### OBJECTIVE
Reproduce the listing below verbatim.

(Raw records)
○ ○ ○ ○ ○
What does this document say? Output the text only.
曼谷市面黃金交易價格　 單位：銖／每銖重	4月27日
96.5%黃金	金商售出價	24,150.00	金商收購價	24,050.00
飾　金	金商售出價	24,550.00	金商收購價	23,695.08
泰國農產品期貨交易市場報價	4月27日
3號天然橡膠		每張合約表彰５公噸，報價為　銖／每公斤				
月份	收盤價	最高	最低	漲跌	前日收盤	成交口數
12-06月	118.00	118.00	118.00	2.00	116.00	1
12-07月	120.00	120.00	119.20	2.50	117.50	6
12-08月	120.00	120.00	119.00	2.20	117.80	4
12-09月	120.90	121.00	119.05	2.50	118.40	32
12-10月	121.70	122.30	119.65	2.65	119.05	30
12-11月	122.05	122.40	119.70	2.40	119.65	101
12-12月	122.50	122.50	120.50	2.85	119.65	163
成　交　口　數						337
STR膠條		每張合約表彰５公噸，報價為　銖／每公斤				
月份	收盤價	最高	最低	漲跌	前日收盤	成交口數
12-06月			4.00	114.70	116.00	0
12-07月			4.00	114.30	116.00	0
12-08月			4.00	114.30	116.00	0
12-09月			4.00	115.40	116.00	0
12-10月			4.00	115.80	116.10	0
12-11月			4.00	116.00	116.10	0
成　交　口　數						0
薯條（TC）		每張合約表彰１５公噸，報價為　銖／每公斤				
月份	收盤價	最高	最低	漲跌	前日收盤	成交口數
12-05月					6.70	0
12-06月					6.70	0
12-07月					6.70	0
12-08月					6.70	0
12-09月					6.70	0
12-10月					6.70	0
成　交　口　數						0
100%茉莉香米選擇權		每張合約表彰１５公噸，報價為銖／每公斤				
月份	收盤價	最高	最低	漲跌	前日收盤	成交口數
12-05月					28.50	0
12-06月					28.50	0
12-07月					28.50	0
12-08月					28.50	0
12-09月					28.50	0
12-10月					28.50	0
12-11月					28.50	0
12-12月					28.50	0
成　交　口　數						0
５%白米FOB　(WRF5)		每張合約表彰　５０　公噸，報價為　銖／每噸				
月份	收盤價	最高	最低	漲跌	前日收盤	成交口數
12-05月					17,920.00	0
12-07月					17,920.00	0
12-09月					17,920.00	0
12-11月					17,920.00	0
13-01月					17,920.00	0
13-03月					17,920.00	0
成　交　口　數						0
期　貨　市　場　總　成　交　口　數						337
○ ○ ○ ○ ○
### REPLY
What does this document say? Output the text only.
曼谷市面黃金交易價格　 單位：銖／每銖重	4月27日
96.5%黃金	金商售出價	24,150.00	金商收購價	24,050.00
飾　金	金商售出價	24,550.00	金商收購價	23,695.08
泰國農產品期貨交易市場報價	4月27日
3號天然橡膠		每張合約表彰５公噸，報價為　銖／每公斤				
月份	收盤價	最高	最低	漲跌	前日收盤	成交口數
12-06月	118.00	118.00	118.00	2.00	116.00	1
12-07月	120.00	120.00	119.20	2.50	117.50	6
12-08月	120.00	120.00	119.00	2.20	117.80	4
12-09月	120.90	121.00	119.05	2.50	118.40	32
12-10月	121.70	122.30	119.65	2.65	119.05	30
12-11月	122.05	122.40	119.70	2.40	119.65	101
12-12月	122.50	122.50	120.50	2.85	119.65	163
成　交　口　數						337
STR膠條		每張合約表彰５公噸，報價為　銖／每公斤				
月份	收盤價	最高	最低	漲跌	前日收盤	成交口數
12-06月			4.00	114.70	116.00	0
12-07月			4.00	114.30	116.00	0
12-08月			4.00	114.30	116.00	0
12-09月			4.00	115.40	116.00	0
12-10月			4.00	115.80	116.10	0
12-11月			4.00	116.00	116.10	0
成　交　口　數						0
薯條（TC）		每張合約表彰１５公噸，報價為　銖／每公斤				
月份	收盤價	最高	最低	漲跌	前日收盤	成交口數
12-05月					6.70	0
12-06月					6.70	0
12-07月					6.70	0
12-08月					6.70	0
12-09月					6.70	0
12-10月					6.70	0
成　交　口　數						0
100%茉莉香米選擇權		每張合約表彰１５公噸，報價為銖／每公斤				
月份	收盤價	最高	最低	漲跌	前日收盤	成交口數
12-05月					28.50	0
12-06月					28.50	0
12-07月					28.50	0
12-08月					28.50	0
12-09月					28.50	0
12-10月					28.50	0
12-11月					28.50	0
12-12月					28.50	0
成　交　口　數						0
５%白米FOB　(WRF5)		每張合約表彰　５０　公噸，報價為　銖／每噸				
月份	收盤價	最高	最低	漲跌	前日收盤	成交口數
12-05月					17,920.00	0
12-07月					17,920.00	0
12-09月					17,920.00	0
12-11月					17,920.00	0
13-01月					17,920.00	0
13-03月					17,920.00	0
成　交　口　數						0
期　貨　市　場　總　成　交　口　數						337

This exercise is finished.